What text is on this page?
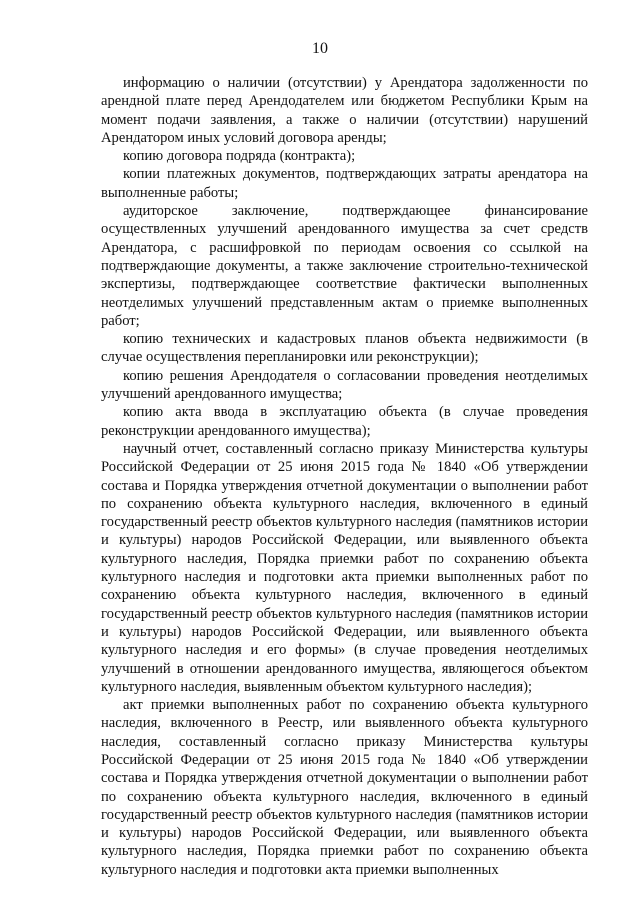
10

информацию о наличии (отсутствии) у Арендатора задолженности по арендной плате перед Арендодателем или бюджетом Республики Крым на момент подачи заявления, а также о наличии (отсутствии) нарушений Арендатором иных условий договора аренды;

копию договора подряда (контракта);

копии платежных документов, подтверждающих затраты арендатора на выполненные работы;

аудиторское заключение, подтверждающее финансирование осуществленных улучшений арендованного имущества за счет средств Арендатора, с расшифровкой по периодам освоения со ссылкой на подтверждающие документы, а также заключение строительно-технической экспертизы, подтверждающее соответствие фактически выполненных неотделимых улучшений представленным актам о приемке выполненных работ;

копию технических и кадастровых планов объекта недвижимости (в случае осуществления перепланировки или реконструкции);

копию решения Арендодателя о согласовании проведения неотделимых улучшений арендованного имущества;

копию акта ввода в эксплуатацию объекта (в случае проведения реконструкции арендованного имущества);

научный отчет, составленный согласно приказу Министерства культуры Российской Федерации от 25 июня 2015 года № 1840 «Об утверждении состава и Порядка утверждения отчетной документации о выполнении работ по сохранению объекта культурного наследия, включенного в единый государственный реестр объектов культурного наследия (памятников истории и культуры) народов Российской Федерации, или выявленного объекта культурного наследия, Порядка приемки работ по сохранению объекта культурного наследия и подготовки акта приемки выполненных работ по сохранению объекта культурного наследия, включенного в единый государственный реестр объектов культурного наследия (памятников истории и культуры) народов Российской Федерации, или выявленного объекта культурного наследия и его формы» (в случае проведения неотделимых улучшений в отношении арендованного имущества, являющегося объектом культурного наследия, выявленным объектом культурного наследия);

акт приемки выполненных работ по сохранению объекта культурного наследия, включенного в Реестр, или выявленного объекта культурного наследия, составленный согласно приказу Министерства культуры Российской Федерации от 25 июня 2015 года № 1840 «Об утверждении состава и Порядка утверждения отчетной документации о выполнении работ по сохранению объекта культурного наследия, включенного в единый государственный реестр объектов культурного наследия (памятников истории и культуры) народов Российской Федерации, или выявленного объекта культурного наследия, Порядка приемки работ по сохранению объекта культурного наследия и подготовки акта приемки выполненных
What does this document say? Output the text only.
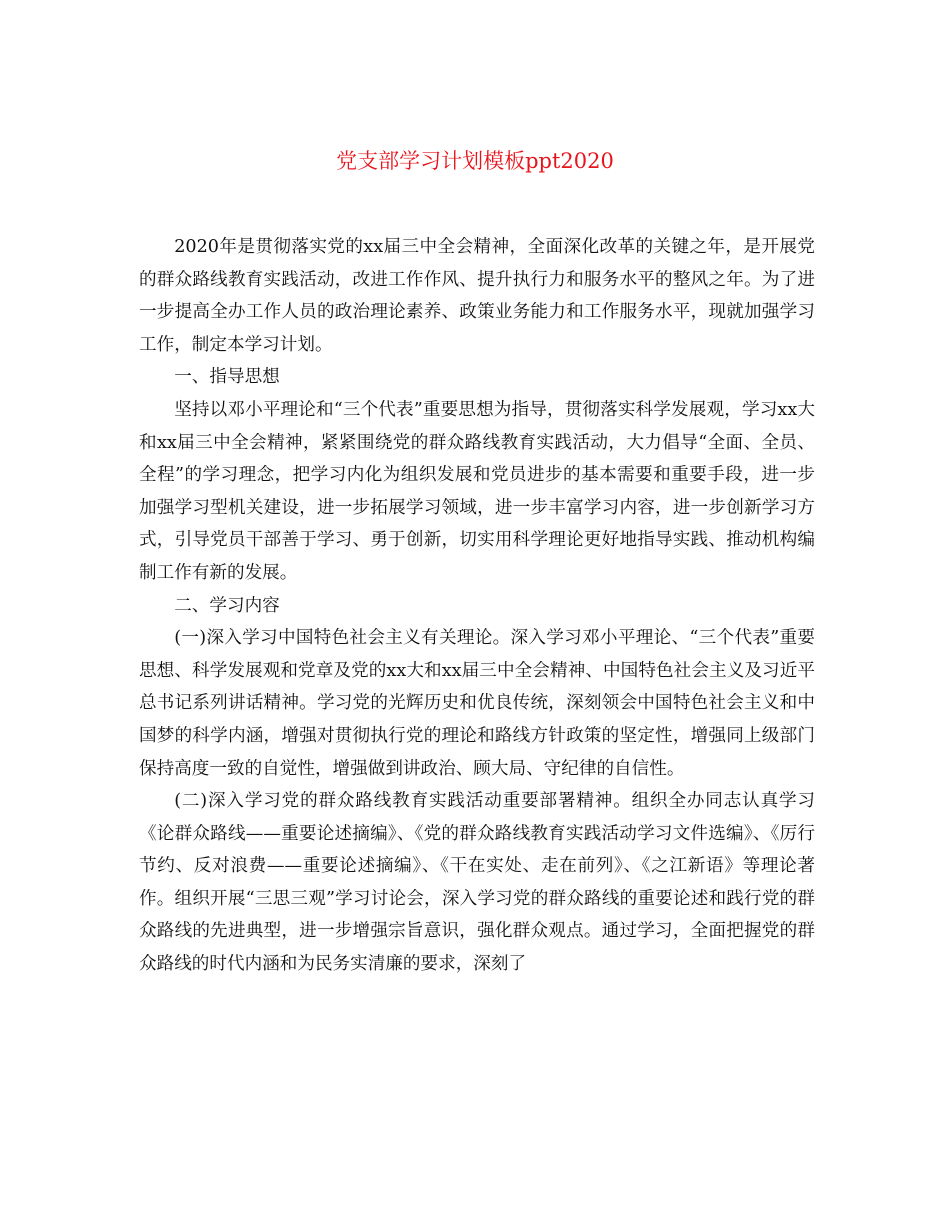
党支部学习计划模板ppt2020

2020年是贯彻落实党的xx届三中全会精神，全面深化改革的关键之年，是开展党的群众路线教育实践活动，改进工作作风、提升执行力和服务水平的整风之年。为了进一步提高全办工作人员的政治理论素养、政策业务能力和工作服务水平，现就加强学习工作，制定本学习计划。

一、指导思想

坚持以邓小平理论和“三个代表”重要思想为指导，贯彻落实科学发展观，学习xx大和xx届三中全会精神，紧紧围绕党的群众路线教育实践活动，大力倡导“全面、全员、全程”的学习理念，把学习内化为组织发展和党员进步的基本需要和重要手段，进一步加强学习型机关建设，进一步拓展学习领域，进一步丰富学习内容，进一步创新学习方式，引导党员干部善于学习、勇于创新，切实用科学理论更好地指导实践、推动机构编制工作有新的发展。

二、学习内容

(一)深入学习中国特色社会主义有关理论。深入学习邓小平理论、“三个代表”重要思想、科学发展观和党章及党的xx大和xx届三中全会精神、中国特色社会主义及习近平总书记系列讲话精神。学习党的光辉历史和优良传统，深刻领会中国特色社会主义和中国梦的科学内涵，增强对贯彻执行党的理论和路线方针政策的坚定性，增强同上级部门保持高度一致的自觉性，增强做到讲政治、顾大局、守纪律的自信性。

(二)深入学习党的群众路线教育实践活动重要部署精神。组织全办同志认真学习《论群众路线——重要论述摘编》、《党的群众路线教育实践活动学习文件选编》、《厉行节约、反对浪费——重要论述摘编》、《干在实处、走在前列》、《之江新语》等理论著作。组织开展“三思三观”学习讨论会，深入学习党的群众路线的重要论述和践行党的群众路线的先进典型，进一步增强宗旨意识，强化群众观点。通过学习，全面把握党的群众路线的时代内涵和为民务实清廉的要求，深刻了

■ **Work to do**:
Looking at the records above, count the lines where the word "реконструкции" appears. State only the number.

■ **Final answer**:
2